▶ DATA SECTION
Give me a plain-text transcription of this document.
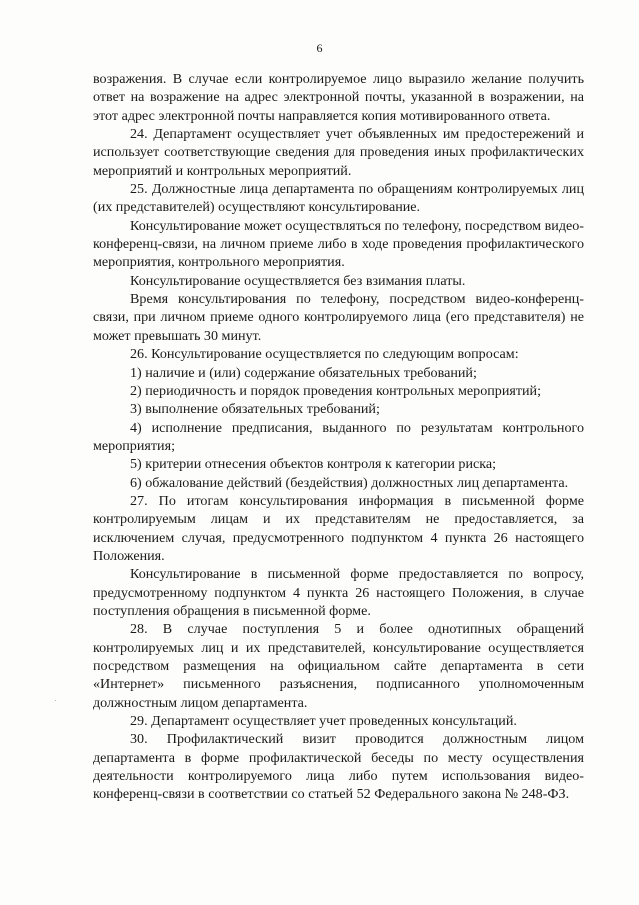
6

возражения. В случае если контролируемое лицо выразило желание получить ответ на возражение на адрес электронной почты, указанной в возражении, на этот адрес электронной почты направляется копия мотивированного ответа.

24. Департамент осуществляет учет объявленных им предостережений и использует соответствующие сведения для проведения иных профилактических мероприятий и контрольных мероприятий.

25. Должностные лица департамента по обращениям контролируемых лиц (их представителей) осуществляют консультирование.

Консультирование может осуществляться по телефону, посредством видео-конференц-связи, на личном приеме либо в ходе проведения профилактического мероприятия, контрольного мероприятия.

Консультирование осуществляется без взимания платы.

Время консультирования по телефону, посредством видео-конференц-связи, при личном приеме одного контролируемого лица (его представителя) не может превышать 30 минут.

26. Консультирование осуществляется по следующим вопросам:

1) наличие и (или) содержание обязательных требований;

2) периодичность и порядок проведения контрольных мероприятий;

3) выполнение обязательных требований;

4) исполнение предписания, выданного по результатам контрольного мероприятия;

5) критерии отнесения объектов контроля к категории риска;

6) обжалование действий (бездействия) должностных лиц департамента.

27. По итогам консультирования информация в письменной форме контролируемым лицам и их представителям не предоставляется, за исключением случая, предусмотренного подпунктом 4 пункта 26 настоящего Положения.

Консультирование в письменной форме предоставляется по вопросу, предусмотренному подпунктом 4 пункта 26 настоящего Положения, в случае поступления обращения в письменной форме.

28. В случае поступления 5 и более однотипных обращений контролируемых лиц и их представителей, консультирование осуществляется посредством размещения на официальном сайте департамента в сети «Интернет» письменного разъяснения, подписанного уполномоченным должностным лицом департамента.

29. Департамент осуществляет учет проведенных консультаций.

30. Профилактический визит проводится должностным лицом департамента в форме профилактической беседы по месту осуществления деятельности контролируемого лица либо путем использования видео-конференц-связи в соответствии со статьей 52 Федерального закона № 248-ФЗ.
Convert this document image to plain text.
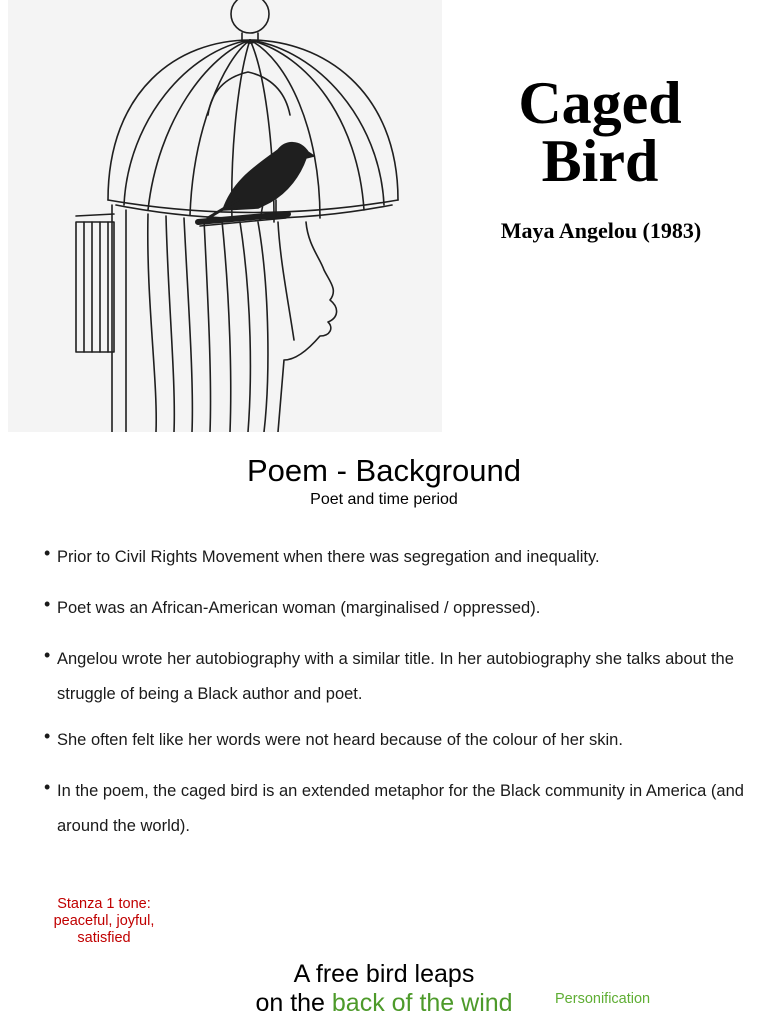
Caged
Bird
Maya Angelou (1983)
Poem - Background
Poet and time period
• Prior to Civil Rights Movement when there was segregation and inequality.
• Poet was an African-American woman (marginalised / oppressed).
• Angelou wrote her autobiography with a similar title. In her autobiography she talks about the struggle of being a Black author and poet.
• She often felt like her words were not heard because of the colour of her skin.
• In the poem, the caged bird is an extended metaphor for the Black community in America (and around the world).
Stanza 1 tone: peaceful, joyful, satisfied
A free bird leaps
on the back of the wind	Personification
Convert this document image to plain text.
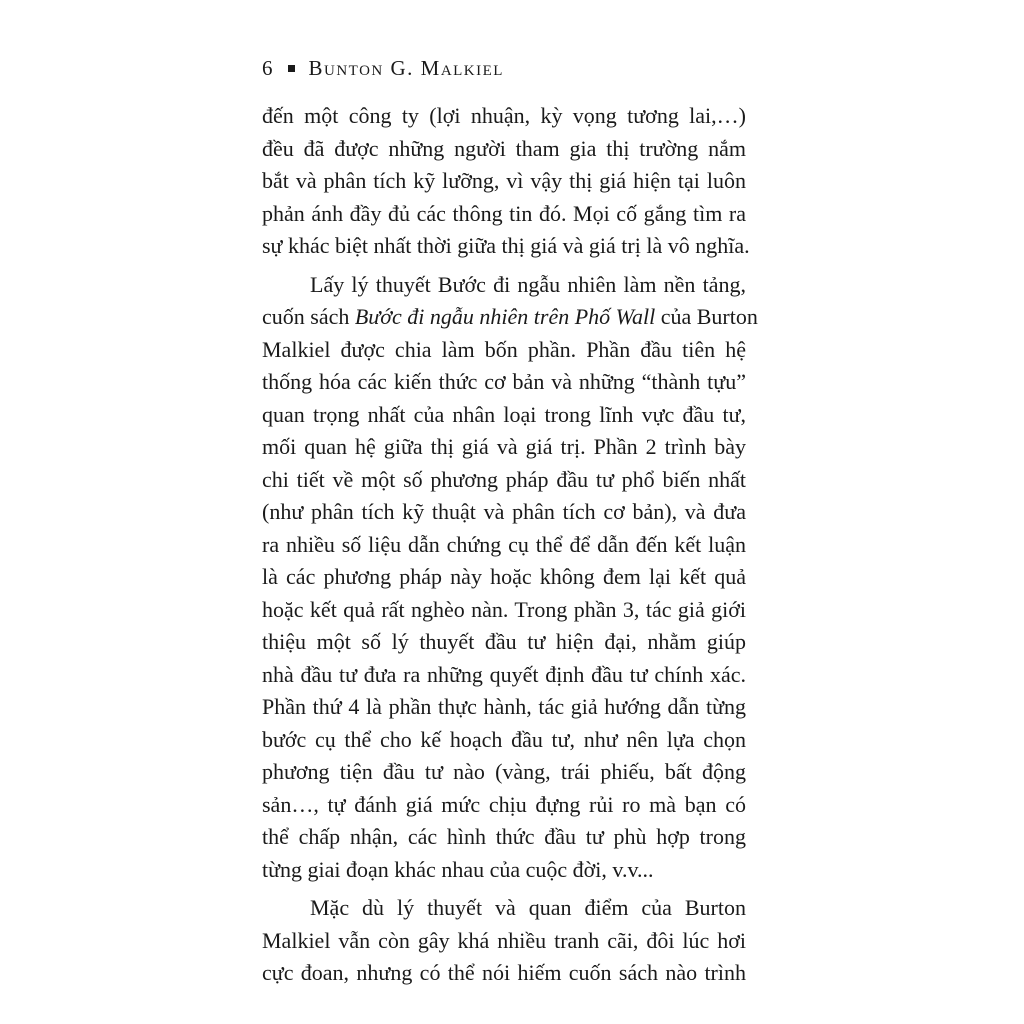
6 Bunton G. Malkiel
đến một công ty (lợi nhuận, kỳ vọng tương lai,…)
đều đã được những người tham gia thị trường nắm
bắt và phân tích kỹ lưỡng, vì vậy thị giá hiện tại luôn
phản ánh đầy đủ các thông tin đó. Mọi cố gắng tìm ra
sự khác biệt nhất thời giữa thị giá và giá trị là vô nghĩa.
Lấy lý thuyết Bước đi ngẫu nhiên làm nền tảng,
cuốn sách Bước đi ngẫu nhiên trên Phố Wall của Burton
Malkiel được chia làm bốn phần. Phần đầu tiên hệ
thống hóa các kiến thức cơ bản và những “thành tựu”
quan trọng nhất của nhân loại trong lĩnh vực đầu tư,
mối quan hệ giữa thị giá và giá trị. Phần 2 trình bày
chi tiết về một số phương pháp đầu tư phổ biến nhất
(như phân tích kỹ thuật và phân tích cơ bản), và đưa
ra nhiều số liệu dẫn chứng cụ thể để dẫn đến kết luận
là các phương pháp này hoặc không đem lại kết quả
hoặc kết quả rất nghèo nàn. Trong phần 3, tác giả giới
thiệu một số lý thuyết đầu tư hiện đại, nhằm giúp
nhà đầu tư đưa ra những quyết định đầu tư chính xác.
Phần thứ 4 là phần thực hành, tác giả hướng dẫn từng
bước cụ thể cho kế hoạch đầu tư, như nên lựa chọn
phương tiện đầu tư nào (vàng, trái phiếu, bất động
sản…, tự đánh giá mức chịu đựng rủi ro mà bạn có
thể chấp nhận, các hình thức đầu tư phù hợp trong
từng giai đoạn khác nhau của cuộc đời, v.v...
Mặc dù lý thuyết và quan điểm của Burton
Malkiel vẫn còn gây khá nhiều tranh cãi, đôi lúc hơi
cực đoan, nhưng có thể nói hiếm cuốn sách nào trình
---
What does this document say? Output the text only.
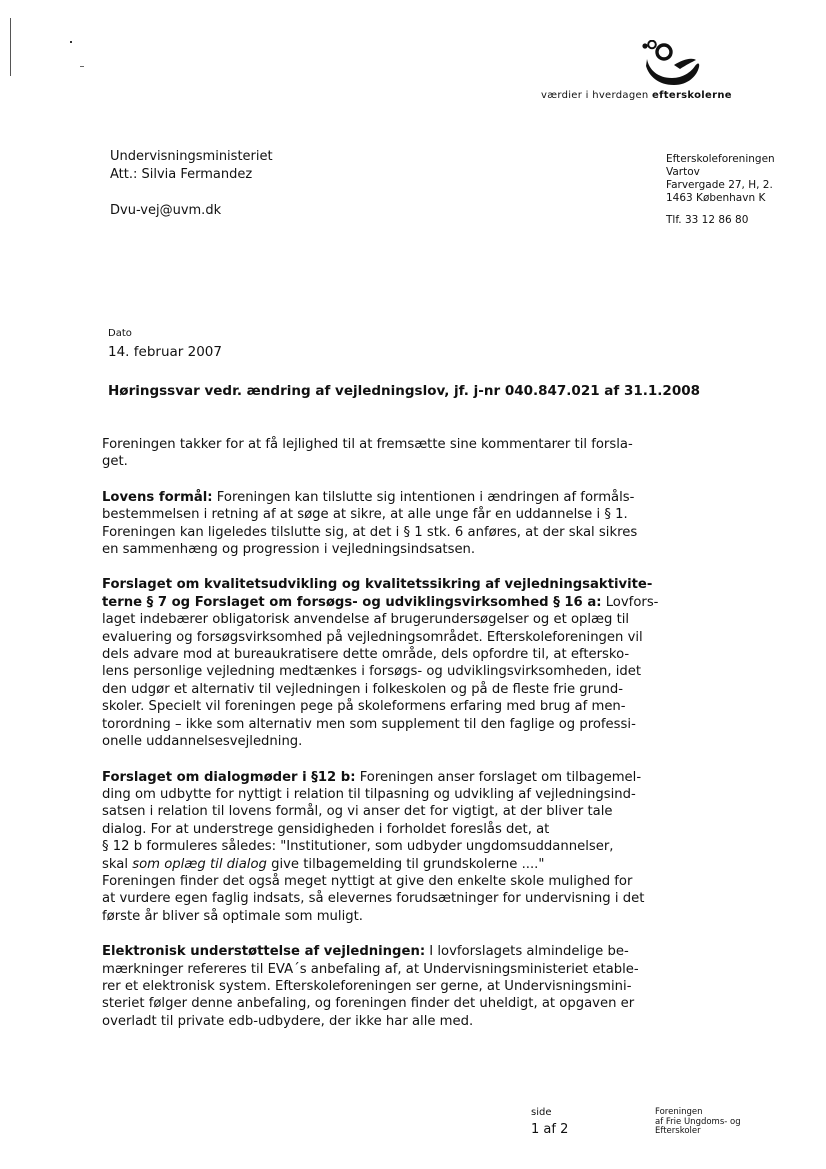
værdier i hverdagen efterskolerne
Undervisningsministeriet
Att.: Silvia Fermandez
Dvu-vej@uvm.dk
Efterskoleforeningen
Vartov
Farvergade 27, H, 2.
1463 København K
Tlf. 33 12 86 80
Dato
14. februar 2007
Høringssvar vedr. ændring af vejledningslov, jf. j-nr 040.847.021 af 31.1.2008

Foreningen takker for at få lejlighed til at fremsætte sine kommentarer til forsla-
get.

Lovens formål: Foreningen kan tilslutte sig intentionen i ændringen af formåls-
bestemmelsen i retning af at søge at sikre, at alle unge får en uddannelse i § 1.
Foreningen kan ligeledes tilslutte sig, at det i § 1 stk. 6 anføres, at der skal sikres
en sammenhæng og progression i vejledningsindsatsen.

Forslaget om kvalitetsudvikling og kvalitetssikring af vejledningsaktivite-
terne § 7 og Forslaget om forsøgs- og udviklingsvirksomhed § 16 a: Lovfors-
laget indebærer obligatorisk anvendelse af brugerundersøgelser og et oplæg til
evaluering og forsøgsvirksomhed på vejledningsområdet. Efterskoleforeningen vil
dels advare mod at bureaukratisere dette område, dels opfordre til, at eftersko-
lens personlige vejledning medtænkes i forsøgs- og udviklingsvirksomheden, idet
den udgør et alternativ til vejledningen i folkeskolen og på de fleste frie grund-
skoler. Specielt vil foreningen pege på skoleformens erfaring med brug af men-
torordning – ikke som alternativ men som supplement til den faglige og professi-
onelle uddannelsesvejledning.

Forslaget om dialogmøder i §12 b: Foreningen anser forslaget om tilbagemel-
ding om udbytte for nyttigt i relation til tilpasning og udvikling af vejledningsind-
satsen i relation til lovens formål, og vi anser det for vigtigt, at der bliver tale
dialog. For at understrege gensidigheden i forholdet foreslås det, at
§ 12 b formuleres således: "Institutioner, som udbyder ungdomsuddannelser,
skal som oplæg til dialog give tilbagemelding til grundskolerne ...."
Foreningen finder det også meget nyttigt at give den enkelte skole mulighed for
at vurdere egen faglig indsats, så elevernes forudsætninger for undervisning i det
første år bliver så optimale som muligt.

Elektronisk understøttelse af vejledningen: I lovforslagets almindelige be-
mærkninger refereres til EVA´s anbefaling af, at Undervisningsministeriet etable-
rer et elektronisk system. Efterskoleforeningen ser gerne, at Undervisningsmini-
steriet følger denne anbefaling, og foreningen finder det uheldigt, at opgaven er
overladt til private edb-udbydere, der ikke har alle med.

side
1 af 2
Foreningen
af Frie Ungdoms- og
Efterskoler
---
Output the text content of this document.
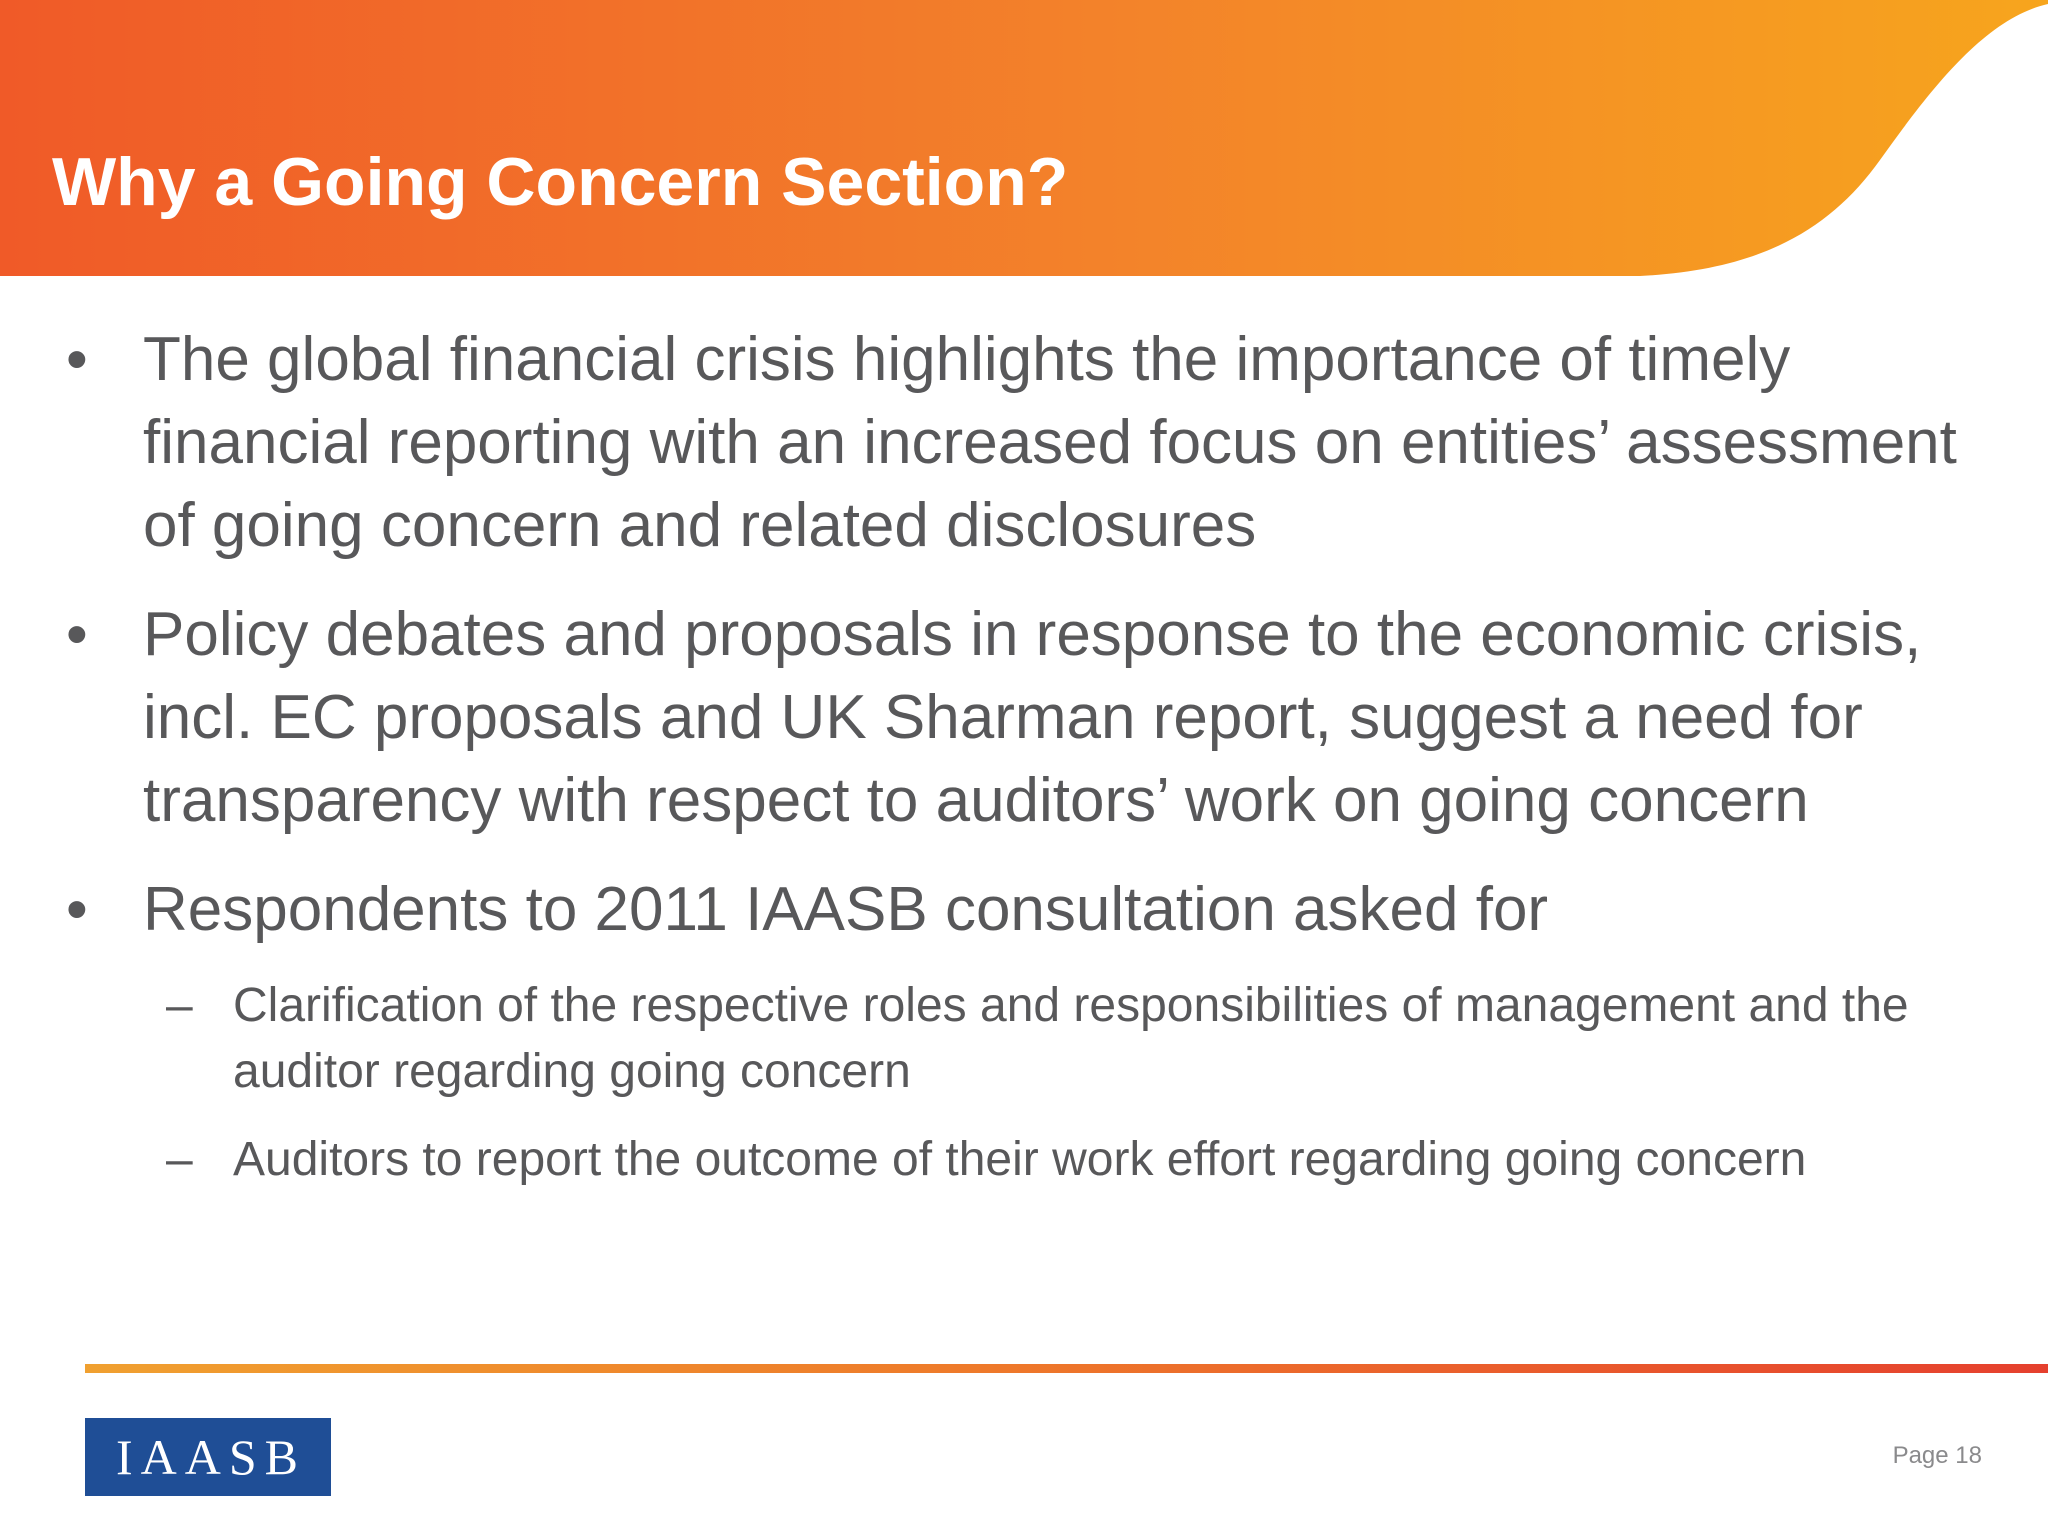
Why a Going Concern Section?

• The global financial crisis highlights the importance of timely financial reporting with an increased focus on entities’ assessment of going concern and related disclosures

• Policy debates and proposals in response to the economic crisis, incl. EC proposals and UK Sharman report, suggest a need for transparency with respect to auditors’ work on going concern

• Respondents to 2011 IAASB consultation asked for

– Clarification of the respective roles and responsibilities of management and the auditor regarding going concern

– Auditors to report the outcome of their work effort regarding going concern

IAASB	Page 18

▶ THE TASK
Every line that holds the word "IAASB" should be extracted.

▶ REPLY
• Respondents to 2011 IAASB consultation asked for
IAASB	Page 18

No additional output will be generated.